- **Selected passage**
--- BEGIN ---

The offshore energy landscape across Southeast Asia is displaying remarkable resilience, with greenfield capital expenditure projected to surge past the US$100 billion mark—a 12 per cent year-on-year increase that underscores investor appetite for new developments in the region. This expansion comes despite ongoing uncertainty surrounding Middle Eastern tensions, particularly following the fragile ceasefire between the United States and Iran. According to Hong Leong Investment Bank Bhd, the investment momentum reflects a strategic reorientation among energy companies toward establishing fresh productive capacity in Southeast Asian waters, even as broader geopolitical headwinds persist elsewhere.
The investment thesis extends beyond greenfield projects to encompass brownfield expansion, where companies are channelling capital into existing infrastructure. South Asia is expected to lead this segment with a 23 per cent increase in brownfield capex, while Southeast Asia itself will see a more modest 3 per cent uptick. This dual-pronged approach—building new assets while simultaneously upgrading legacy facilities—signals that energy producers are hedging their bets by prioritising both long-term supply expansion and near-term operational resilience. The emphasis on maintaining and enhancing existing infrastructure points to concerns about supply continuity amid geopolitical volatility, even as major producers bet on the region's long-term potential.
Critical to this investment narrative is the recent signing of the United States-Iran 14-point memorandum of understanding, which Hong Leong views as a potential inflection point toward regional de-escalation. While cautioning that the ceasefire remains fragile, the bank suggests that the agreement has already begun influencing market dynamics, most visibly through changing shipping patterns. Traffic through the strategically vital Strait of Hormuz—which handles roughly one-third of seaborne oil trade globally—has begun recovering since the MOU was signed. However, satellite data reveals a complicating factor: an increasing number of vessels are transiting these waters with automatic identification system transponders switched off, suggesting that published shipping data may understate actual throughput and indicating continued caution among operators about the true security situation.
For Malaysian and Southeast Asian stakeholders, the investment recovery carries particular significance. The region's energy sector stands to benefit substantially from what Hong Leong identifies as a potential Petronas capex upcycle beginning around 2027. This anticipated investment surge would unlock substantial opportunities for domestic oil and gas services and equipment providers, particularly those positioned to support upstream development, production hook-up and commissioning, maintenance operations, marine logistics, fabrication work, and pipeline infrastructure. Such a cycle would represent a substantial multiplier effect throughout Malaysia's energy ecosystem, supporting engineering firms, maritime service providers, and related industrial sectors dependent on stable energy sector demand.

--- END ---

- **Parts of the exercise**
a. Repeat the offshore energy article from "Critical to this" up to and including "true security situation.".
b. Please condense the paragraph of the offshore energy article that opens "The investment thesis extends beyond greenfield projects" into a shorter version that keeps its main facts.
The lines that come next are unrelated to the offshore energy article.

- **Source excerpt**
--- BEGIN ---

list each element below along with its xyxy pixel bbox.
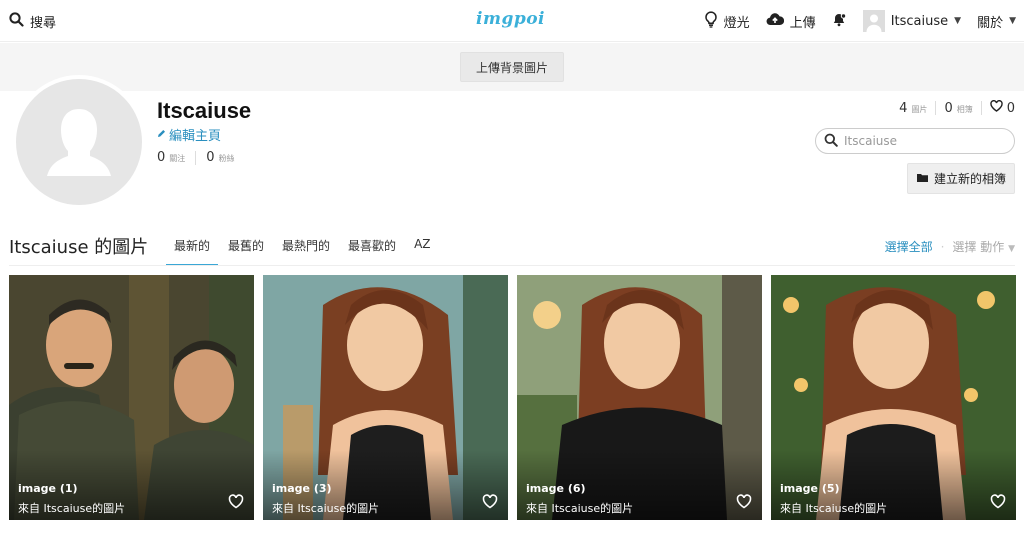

--- END ---

- **Responses to the exercise**
a.
Critical to this investment narrative is the recent signing of the United States-Iran 14-point memorandum of understanding, which Hong Leong views as a potential inflection point toward regional de-escalation. While cautioning that the ceasefire remains fragile, the bank suggests that the agreement has already begun influencing market dynamics, most visibly through changing shipping patterns. Traffic through the strategically vital Strait of Hormuz—which handles roughly one-third of seaborne oil trade globally—has begun recovering since the MOU was signed. However, satellite data reveals a complicating factor: an increasing number of vessels are transiting these waters with automatic identification system transponders switched off, suggesting that published shipping data may understate actual throughput and indicating continued caution among operators about the true security situation.

b. Beyond greenfield projects, companies are also putting capital into existing infrastructure through brownfield expansion. South Asia is expected to lead with a 23 percent increase in brownfield capex, while Southeast Asia will see a 3 percent rise. By building new assets and upgrading legacy facilities at once, energy producers are hedging between long-term supply expansion and near-term operational resilience. The focus on existing infrastructure reflects concerns about supply continuity amid geopolitical volatility, even as major producers bet on the region's long-term potential.